____ Given data

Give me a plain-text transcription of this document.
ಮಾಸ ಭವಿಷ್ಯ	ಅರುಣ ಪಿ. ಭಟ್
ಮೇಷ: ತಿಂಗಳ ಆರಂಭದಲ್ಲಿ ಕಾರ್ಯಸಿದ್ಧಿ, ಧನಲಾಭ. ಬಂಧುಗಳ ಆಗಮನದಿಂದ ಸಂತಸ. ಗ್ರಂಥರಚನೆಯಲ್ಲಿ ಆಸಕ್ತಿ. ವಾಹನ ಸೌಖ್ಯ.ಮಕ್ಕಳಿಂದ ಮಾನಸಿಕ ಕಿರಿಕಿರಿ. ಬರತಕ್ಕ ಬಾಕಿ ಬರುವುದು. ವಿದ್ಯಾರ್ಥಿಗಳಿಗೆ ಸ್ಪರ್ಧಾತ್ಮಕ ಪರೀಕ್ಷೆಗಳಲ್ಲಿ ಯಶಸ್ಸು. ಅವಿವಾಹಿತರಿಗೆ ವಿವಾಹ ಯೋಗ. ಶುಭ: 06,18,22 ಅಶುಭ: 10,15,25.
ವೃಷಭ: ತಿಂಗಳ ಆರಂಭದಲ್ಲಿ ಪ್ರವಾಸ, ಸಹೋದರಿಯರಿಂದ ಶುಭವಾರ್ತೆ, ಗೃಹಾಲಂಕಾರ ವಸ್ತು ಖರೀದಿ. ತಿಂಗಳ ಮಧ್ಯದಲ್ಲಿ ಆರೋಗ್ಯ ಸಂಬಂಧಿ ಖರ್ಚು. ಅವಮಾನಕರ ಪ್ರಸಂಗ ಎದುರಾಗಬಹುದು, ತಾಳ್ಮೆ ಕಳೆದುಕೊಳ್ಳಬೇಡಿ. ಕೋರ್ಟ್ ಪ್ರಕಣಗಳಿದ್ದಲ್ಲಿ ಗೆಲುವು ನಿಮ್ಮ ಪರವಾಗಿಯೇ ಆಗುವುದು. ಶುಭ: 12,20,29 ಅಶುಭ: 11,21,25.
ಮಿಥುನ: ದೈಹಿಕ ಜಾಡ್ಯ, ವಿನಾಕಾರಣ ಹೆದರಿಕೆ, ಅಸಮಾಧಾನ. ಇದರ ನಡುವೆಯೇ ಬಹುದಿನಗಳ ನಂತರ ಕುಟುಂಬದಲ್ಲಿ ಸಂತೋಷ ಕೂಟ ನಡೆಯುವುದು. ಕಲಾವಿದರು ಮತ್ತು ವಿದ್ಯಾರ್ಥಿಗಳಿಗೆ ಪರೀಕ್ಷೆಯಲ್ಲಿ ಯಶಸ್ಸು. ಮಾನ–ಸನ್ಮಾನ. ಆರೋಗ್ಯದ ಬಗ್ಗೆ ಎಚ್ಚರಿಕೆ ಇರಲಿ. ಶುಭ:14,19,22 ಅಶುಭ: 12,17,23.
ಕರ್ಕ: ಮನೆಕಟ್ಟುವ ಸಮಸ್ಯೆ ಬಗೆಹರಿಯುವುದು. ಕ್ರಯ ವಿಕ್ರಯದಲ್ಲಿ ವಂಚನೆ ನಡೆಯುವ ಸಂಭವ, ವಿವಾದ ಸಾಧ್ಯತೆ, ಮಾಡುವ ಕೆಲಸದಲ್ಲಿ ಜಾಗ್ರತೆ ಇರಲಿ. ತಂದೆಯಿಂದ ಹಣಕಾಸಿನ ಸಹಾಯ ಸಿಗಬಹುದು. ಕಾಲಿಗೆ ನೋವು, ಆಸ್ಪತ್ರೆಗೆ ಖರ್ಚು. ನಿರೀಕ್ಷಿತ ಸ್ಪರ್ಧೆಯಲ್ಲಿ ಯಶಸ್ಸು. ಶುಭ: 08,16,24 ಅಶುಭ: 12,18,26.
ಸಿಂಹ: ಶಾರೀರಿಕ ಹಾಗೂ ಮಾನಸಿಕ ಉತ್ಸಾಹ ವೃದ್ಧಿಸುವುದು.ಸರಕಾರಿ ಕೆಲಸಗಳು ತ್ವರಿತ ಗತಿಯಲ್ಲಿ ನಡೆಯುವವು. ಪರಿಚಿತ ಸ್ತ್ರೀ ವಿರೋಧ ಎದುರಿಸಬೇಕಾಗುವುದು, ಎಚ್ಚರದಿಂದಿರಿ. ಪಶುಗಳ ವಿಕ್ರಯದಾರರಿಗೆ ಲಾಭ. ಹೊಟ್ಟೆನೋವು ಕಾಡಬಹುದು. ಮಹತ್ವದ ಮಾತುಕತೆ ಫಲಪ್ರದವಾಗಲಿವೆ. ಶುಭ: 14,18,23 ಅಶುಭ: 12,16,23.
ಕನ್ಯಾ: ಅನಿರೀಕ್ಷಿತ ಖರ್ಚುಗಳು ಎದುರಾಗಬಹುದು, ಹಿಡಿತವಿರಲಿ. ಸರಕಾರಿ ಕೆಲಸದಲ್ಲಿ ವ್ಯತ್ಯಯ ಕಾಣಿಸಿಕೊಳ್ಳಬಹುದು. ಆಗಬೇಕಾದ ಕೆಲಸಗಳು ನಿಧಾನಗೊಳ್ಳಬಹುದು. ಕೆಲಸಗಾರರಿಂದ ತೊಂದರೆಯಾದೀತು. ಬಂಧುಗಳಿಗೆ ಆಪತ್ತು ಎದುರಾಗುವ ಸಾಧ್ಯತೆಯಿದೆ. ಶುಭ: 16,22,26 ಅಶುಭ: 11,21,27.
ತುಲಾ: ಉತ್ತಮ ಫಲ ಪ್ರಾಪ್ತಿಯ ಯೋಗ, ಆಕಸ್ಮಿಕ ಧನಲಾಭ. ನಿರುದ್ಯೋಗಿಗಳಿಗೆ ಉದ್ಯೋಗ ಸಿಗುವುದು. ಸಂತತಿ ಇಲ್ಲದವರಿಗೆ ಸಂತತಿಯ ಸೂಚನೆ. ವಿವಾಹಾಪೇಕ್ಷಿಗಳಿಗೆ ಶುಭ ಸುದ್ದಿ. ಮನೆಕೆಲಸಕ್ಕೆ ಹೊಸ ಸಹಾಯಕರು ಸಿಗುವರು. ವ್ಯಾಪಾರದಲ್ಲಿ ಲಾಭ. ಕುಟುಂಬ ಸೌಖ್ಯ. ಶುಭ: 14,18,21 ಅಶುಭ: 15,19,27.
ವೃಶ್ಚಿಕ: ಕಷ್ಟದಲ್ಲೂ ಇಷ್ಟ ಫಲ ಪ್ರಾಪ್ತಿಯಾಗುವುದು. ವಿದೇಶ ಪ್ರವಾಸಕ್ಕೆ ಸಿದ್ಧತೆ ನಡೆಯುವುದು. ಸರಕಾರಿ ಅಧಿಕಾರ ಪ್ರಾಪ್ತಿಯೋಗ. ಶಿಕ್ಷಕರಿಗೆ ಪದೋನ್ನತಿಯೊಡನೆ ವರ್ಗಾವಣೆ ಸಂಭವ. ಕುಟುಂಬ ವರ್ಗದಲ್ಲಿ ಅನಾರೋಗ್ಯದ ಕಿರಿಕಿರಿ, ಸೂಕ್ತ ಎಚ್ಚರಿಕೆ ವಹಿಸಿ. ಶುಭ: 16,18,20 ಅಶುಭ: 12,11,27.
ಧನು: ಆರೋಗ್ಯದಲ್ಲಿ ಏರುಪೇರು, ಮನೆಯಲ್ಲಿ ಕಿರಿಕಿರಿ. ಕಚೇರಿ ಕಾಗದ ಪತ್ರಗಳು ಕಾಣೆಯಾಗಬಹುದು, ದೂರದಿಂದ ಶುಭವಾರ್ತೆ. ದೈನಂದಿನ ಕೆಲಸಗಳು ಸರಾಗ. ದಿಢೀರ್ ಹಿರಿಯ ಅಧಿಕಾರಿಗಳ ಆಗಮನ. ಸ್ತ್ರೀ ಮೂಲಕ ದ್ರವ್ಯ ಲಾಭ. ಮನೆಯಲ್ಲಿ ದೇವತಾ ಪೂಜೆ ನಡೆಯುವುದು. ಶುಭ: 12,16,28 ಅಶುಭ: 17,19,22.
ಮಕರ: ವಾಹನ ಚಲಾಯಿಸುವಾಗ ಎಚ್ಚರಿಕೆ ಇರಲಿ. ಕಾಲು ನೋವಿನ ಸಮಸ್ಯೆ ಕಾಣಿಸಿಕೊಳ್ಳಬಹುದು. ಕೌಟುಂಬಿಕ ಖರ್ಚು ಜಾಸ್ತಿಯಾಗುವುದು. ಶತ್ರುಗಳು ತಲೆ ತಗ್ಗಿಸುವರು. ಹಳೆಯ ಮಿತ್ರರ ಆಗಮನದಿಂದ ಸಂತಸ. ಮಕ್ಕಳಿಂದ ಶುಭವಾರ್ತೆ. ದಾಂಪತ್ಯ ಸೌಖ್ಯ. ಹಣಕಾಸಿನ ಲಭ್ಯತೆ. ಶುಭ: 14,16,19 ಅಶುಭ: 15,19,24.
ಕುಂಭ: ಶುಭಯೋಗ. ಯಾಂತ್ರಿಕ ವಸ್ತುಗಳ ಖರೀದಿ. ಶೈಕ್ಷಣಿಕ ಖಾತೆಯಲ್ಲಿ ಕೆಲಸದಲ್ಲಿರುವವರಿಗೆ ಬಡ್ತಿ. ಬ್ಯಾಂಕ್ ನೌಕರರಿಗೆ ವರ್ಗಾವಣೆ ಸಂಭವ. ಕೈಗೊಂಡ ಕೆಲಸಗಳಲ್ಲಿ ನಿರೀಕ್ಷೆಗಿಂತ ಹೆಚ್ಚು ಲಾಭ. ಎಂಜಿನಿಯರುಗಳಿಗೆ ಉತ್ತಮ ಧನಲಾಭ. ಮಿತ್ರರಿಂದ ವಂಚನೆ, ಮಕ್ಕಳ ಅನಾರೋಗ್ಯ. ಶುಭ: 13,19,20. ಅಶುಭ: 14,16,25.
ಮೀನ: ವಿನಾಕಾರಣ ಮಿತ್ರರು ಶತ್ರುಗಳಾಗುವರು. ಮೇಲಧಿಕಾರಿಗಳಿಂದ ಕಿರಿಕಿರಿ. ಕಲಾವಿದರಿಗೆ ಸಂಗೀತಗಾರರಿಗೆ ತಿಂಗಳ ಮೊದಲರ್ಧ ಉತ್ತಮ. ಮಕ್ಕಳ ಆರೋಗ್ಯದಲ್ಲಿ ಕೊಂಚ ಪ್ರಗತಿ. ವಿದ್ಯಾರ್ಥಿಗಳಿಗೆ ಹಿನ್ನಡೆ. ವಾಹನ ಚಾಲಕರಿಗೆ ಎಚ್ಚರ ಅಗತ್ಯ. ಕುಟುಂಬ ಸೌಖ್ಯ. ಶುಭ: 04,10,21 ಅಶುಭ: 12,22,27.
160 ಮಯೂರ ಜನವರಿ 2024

________

Exercise requirements — Isolate the lines that hold the word "ಆಗಮನದ" and copy all of them.

Result of this task —
ಮೇಷ: ತಿಂಗಳ ಆರಂಭದಲ್ಲಿ ಕಾರ್ಯಸಿದ್ಧಿ, ಧನಲಾಭ. ಬಂಧುಗಳ ಆಗಮನದಿಂದ ಸಂತಸ. ಗ್ರಂಥರಚನೆಯಲ್ಲಿ ಆಸಕ್ತಿ. ವಾಹನ ಸೌಖ್ಯ.ಮಕ್ಕಳಿಂದ ಮಾನಸಿಕ ಕಿರಿಕಿರಿ. ಬರತಕ್ಕ ಬಾಕಿ ಬರುವುದು. ವಿದ್ಯಾರ್ಥಿಗಳಿಗೆ ಸ್ಪರ್ಧಾತ್ಮಕ ಪರೀಕ್ಷೆಗಳಲ್ಲಿ ಯಶಸ್ಸು. ಅವಿವಾಹಿತರಿಗೆ ವಿವಾಹ ಯೋಗ. ಶುಭ: 06,18,22 ಅಶುಭ: 10,15,25.
ಮಕರ: ವಾಹನ ಚಲಾಯಿಸುವಾಗ ಎಚ್ಚರಿಕೆ ಇರಲಿ. ಕಾಲು ನೋವಿನ ಸಮಸ್ಯೆ ಕಾಣಿಸಿಕೊಳ್ಳಬಹುದು. ಕೌಟುಂಬಿಕ ಖರ್ಚು ಜಾಸ್ತಿಯಾಗುವುದು. ಶತ್ರುಗಳು ತಲೆ ತಗ್ಗಿಸುವರು. ಹಳೆಯ ಮಿತ್ರರ ಆಗಮನದಿಂದ ಸಂತಸ. ಮಕ್ಕಳಿಂದ ಶುಭವಾರ್ತೆ. ದಾಂಪತ್ಯ ಸೌಖ್ಯ. ಹಣಕಾಸಿನ ಲಭ್ಯತೆ. ಶುಭ: 14,16,19 ಅಶುಭ: 15,19,24.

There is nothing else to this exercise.